What the task requires:
Write out each line of the listing as it stands, without the images.

Data provided:
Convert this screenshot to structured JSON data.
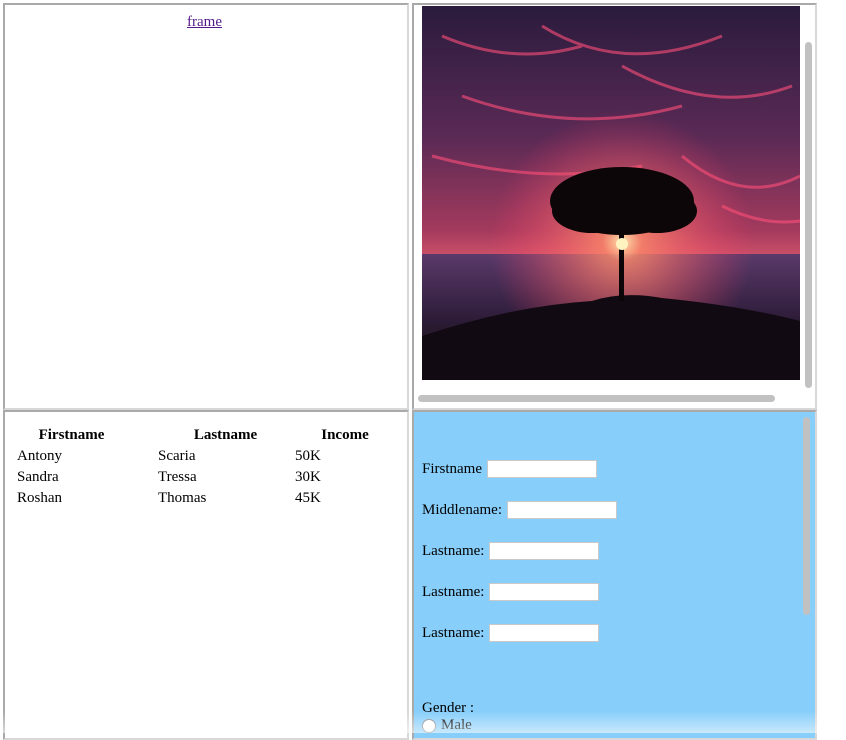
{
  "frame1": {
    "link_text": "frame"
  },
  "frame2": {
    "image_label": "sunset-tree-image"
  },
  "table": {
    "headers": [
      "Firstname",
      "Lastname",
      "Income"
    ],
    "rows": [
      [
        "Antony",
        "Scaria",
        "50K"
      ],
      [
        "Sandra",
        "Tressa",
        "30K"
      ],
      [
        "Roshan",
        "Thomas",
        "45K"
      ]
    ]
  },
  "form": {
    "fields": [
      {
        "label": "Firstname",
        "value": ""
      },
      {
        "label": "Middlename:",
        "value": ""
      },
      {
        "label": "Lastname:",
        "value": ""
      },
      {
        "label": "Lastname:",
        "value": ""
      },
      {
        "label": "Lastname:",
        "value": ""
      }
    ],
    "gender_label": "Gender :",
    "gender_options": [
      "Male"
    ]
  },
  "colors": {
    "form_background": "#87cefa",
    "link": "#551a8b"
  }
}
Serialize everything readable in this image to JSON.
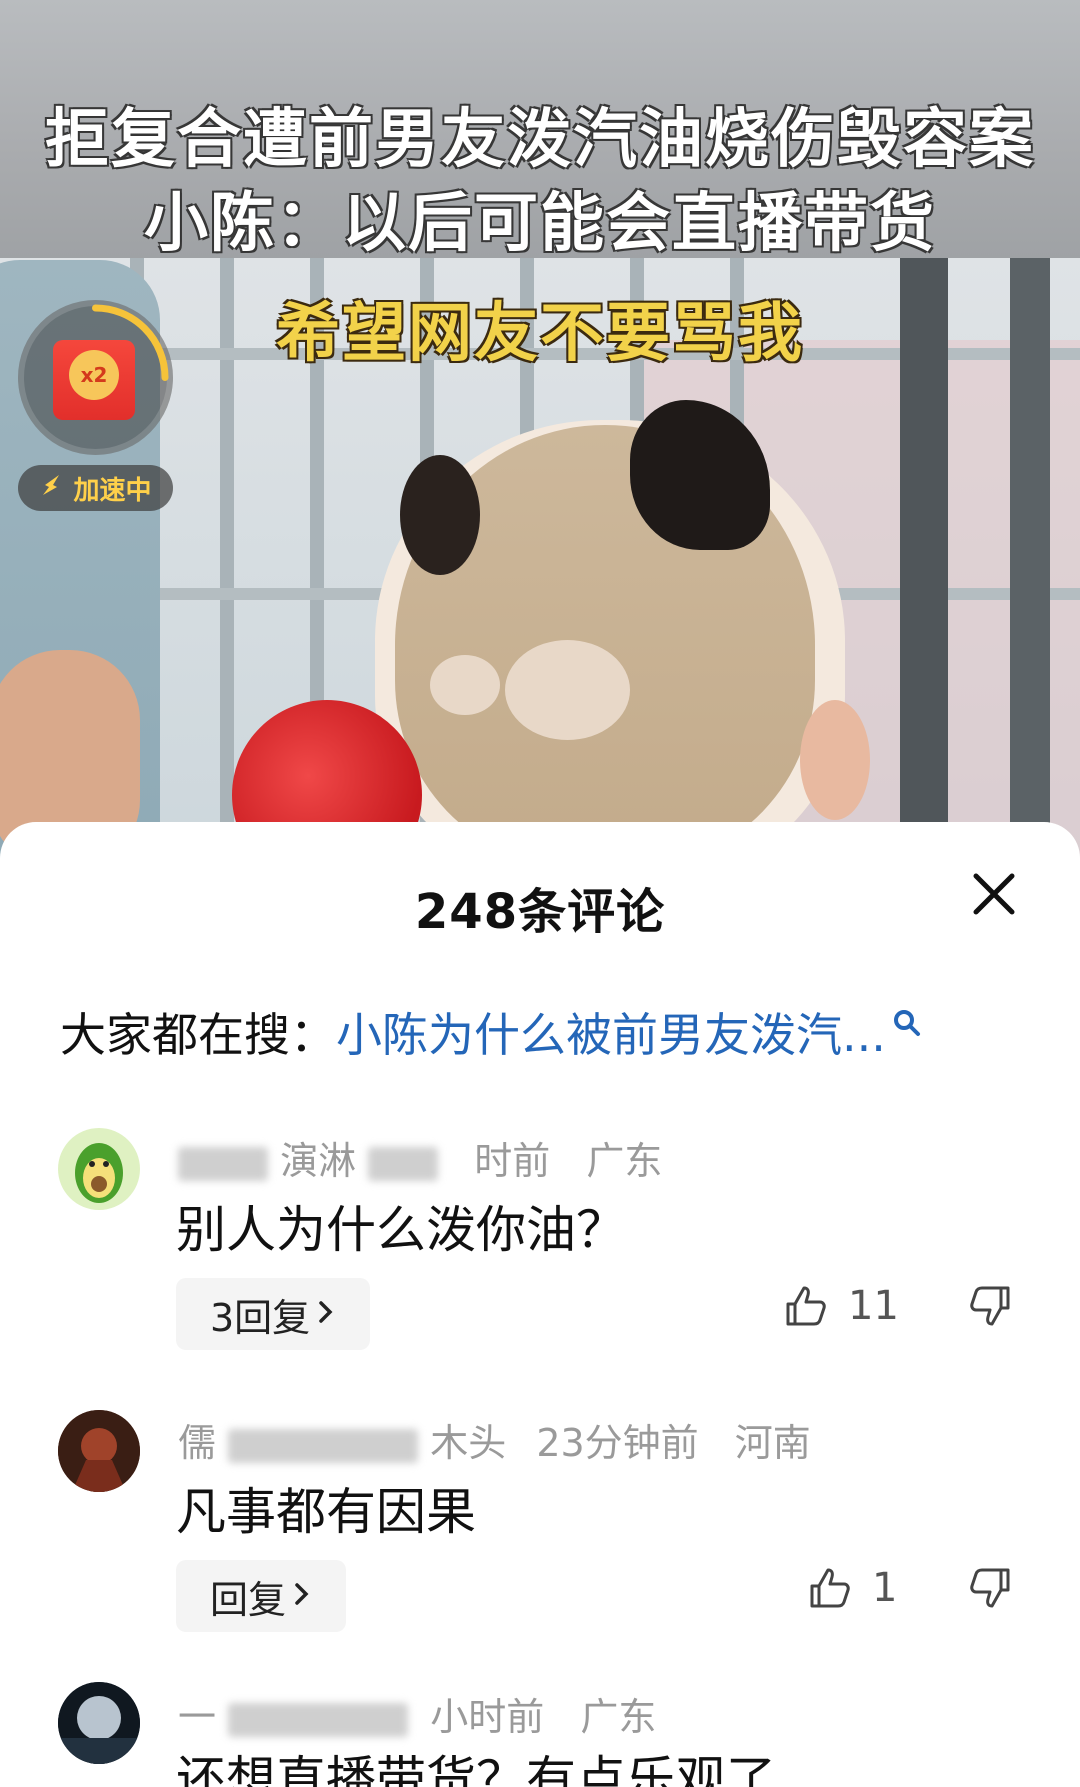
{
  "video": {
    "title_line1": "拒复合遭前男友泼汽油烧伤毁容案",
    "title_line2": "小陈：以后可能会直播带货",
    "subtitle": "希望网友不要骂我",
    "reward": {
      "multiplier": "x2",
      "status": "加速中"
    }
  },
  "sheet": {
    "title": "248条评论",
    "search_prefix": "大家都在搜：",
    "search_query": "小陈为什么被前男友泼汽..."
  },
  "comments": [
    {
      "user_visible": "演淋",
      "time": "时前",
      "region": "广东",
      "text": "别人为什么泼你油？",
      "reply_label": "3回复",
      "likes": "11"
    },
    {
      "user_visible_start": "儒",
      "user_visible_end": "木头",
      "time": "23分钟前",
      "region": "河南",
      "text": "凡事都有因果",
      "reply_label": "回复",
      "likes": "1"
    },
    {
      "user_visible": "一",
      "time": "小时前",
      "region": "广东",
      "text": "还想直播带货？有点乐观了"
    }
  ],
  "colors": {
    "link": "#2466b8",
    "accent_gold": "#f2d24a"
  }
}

Task answer:
Convert this screenshot to structured JSON data.
{
  "frame1": {
    "link_text": "frame"
  },
  "frame2": {
    "image_label": "sunset-tree-image"
  },
  "table": {
    "headers": [
      "Firstname",
      "Lastname",
      "Income"
    ],
    "rows": [
      [
        "Antony",
        "Scaria",
        "50K"
      ],
      [
        "Sandra",
        "Tressa",
        "30K"
      ],
      [
        "Roshan",
        "Thomas",
        "45K"
      ]
    ]
  },
  "form": {
    "fields": [
      {
        "label": "Firstname",
        "value": ""
      },
      {
        "label": "Middlename:",
        "value": ""
      },
      {
        "label": "Lastname:",
        "value": ""
      },
      {
        "label": "Lastname:",
        "value": ""
      },
      {
        "label": "Lastname:",
        "value": ""
      }
    ],
    "gender_label": "Gender :",
    "gender_options": [
      "Male"
    ]
  },
  "colors": {
    "form_background": "#87cefa",
    "link": "#551a8b"
  }
}
Serialize everything readable in this image to JSON.
{
  "video": {
    "title_line1": "拒复合遭前男友泼汽油烧伤毁容案",
    "title_line2": "小陈：以后可能会直播带货",
    "subtitle": "希望网友不要骂我",
    "reward": {
      "multiplier": "x2",
      "status": "加速中"
    }
  },
  "sheet": {
    "title": "248条评论",
    "search_prefix": "大家都在搜：",
    "search_query": "小陈为什么被前男友泼汽..."
  },
  "comments": [
    {
      "user_visible": "演淋",
      "time": "时前",
      "region": "广东",
      "text": "别人为什么泼你油？",
      "reply_label": "3回复",
      "likes": "11"
    },
    {
      "user_visible_start": "儒",
      "user_visible_end": "木头",
      "time": "23分钟前",
      "region": "河南",
      "text": "凡事都有因果",
      "reply_label": "回复",
      "likes": "1"
    },
    {
      "user_visible": "一",
      "time": "小时前",
      "region": "广东",
      "text": "还想直播带货？有点乐观了"
    }
  ],
  "colors": {
    "link": "#2466b8",
    "accent_gold": "#f2d24a"
  }
}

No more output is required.